Stated exercise: Count how many lines below contain the word "ylabel", then give that number alone.

Available data:
★ ★ ★

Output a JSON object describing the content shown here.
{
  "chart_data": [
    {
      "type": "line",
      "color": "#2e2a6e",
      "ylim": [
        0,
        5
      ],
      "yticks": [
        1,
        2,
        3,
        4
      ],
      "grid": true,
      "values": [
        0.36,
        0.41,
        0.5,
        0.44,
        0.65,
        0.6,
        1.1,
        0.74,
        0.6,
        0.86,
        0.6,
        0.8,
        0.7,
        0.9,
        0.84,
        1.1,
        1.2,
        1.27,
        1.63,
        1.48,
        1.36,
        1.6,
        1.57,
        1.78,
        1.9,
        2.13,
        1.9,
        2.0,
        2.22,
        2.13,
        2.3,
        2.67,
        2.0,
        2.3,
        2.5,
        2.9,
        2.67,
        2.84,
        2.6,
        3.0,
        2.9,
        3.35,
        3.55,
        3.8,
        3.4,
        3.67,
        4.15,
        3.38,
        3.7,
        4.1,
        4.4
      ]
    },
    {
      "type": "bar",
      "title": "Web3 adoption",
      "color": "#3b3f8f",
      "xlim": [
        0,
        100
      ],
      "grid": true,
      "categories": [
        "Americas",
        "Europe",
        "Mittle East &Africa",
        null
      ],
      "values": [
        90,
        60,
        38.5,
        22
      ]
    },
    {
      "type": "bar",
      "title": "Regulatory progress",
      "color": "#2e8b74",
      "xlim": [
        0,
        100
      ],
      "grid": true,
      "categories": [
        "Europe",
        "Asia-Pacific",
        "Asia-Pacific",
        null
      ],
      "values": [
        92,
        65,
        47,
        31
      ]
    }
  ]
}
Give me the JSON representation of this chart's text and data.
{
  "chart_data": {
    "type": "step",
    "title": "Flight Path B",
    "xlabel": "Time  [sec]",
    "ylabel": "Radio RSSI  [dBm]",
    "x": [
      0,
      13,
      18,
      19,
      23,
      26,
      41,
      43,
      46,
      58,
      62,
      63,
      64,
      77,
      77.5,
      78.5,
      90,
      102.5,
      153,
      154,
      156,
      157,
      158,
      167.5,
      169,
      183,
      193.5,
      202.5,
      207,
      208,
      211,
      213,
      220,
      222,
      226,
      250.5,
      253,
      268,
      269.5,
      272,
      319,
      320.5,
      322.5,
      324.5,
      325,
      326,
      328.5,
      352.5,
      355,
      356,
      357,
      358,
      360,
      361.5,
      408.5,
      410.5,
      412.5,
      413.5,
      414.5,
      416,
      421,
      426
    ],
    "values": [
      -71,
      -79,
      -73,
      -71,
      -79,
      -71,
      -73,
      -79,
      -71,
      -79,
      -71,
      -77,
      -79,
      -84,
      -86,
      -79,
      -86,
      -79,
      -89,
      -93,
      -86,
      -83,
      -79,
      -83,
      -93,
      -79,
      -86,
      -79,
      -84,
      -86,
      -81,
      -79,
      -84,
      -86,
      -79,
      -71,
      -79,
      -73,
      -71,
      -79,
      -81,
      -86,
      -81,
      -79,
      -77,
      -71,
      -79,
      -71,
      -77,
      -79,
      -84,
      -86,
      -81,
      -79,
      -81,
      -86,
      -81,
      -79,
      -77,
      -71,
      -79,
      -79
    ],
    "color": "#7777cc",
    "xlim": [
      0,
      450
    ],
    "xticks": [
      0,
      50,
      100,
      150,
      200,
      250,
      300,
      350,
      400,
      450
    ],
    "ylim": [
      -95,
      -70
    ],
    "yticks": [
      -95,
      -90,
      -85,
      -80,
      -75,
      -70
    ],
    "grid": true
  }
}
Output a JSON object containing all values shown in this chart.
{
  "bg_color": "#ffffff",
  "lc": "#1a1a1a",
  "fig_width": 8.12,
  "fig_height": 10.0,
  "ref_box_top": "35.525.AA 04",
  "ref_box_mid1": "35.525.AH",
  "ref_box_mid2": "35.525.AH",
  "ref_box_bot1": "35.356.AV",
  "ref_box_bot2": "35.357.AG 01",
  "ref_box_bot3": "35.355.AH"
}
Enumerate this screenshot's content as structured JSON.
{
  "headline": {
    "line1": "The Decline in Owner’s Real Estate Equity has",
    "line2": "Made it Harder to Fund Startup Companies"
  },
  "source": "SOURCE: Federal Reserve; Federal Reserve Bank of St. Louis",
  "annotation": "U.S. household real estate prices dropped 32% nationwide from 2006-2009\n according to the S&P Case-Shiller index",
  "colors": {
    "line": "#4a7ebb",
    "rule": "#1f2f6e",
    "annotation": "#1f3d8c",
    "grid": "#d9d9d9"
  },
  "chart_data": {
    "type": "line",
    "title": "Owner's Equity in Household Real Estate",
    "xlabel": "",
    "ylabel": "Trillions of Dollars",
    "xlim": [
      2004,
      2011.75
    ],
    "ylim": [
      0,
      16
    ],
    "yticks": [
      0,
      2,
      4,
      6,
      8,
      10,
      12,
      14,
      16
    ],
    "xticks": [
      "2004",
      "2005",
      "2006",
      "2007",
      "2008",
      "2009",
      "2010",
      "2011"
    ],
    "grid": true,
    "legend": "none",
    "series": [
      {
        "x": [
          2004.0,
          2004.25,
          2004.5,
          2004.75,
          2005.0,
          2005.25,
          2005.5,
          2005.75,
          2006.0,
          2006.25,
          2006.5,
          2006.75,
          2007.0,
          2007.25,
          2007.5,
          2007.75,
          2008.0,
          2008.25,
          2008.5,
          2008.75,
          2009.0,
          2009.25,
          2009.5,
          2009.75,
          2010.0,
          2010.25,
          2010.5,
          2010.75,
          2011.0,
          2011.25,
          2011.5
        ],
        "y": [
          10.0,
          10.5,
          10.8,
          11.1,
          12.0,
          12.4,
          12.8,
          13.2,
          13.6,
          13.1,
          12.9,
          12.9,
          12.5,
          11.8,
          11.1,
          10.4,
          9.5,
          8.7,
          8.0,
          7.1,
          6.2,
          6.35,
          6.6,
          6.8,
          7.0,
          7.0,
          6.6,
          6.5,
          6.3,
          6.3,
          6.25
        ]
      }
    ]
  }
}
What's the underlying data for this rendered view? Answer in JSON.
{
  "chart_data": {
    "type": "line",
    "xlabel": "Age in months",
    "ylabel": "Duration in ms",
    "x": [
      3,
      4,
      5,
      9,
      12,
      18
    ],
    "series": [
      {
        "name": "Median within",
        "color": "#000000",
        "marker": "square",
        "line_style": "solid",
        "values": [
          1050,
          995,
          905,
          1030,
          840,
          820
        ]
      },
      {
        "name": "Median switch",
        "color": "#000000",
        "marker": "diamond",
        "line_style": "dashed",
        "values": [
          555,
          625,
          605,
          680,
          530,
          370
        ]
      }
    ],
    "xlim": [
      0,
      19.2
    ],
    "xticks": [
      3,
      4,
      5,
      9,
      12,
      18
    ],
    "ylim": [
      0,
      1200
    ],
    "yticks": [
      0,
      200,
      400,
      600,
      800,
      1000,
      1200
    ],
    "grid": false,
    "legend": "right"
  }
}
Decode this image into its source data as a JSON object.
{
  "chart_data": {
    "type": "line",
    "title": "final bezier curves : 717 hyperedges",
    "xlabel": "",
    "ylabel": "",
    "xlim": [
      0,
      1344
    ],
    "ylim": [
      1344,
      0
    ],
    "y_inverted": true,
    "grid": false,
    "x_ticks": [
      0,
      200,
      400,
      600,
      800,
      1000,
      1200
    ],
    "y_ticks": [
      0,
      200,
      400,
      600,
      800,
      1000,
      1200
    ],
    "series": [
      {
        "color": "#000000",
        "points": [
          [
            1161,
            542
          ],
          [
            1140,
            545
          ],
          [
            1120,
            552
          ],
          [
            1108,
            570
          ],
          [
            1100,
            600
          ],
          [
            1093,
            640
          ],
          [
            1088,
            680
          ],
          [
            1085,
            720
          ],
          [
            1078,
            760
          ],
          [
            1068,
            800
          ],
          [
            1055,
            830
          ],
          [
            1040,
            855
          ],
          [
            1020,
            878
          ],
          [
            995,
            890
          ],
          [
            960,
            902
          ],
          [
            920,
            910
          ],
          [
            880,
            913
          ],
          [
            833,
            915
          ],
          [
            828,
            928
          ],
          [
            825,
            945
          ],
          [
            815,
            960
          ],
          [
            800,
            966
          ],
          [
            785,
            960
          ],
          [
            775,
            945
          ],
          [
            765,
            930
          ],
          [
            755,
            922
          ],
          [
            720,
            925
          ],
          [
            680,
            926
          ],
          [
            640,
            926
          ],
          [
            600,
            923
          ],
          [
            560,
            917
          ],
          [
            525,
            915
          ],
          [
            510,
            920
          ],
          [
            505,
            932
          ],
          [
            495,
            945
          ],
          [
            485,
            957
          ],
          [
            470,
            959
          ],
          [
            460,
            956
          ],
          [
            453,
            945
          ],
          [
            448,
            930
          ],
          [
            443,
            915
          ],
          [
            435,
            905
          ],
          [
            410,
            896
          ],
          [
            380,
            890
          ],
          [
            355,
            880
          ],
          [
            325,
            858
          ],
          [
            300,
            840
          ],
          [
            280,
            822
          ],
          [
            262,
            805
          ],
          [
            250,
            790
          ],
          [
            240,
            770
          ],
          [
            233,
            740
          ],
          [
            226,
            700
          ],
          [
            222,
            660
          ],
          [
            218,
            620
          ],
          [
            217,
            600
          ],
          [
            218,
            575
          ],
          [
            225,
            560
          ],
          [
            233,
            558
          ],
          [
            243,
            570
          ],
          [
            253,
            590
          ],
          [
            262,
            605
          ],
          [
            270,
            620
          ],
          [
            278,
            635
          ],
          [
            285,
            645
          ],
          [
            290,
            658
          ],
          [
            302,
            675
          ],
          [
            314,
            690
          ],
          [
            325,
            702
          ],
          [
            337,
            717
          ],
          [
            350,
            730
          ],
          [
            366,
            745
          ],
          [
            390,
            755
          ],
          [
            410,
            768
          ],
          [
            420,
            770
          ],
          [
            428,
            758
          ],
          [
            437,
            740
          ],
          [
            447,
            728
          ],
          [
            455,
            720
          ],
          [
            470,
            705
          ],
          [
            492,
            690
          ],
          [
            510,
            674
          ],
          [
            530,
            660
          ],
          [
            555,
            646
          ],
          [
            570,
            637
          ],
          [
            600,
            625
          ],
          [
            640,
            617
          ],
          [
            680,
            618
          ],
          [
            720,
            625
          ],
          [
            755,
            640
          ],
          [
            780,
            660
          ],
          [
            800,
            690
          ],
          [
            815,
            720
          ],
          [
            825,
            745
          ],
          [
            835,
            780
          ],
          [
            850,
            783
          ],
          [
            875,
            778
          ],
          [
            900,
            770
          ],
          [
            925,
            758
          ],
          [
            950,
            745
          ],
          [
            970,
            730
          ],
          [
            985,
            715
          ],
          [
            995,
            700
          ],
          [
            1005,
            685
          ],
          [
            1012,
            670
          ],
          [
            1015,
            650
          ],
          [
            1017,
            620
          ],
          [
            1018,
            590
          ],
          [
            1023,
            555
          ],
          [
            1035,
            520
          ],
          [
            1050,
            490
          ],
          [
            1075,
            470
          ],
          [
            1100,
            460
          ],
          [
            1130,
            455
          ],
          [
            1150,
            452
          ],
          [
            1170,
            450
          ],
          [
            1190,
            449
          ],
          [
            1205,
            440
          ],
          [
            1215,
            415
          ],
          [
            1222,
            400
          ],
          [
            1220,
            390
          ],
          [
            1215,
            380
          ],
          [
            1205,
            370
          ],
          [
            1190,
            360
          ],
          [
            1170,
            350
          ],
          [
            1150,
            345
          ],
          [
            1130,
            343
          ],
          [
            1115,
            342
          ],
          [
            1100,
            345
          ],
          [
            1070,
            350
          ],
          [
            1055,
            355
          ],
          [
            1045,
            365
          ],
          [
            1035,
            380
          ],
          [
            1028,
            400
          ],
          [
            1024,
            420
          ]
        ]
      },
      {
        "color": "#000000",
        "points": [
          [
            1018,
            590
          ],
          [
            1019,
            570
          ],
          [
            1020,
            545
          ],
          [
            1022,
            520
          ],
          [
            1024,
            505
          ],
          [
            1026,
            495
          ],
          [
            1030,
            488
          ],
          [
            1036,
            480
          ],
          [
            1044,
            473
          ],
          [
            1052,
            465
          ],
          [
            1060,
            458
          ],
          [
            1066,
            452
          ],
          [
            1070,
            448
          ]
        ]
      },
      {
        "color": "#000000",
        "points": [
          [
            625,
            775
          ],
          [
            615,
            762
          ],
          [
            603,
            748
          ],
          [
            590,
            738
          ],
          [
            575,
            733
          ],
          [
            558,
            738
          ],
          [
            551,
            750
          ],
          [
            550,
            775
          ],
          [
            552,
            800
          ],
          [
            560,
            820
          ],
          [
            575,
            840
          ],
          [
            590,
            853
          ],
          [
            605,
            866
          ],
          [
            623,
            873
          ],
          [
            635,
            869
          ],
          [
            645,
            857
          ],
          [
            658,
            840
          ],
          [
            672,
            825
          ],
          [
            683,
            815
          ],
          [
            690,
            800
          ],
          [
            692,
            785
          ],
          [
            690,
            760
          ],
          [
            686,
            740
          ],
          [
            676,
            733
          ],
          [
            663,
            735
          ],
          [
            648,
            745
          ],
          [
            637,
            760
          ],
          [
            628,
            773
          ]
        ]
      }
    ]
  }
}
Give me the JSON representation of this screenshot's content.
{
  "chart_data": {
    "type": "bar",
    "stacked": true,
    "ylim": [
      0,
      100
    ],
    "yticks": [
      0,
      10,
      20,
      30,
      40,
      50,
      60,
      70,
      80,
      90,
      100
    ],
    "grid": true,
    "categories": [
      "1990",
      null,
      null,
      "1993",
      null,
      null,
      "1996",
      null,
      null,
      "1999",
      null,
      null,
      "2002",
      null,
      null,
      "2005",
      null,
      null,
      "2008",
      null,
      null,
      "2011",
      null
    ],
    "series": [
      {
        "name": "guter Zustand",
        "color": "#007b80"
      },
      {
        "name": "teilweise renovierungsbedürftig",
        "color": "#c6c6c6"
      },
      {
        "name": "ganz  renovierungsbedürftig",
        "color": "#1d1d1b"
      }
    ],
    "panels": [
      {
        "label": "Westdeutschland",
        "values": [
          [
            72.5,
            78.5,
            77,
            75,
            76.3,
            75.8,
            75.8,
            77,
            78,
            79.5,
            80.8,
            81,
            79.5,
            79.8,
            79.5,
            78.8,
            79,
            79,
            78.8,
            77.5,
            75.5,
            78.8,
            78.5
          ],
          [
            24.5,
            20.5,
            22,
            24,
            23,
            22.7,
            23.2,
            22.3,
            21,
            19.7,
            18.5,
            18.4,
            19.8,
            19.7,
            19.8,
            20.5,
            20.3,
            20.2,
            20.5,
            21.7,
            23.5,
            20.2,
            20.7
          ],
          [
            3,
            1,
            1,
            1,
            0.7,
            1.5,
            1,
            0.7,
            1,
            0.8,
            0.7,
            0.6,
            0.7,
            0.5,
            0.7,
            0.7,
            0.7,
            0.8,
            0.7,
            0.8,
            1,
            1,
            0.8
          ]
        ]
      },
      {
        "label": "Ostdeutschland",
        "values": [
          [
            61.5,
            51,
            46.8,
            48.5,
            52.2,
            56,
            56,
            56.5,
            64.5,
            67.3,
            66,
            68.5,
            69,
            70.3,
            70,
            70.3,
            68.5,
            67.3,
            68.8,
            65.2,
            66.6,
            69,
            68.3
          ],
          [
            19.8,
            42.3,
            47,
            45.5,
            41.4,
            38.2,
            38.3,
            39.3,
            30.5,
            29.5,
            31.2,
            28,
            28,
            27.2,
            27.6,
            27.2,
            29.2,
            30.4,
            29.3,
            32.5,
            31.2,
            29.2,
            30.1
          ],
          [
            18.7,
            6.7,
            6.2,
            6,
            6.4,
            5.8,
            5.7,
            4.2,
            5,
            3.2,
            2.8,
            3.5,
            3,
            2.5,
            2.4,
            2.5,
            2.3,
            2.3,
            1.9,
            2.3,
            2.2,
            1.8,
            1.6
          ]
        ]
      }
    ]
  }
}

★ ★ ★

Expected answer: 4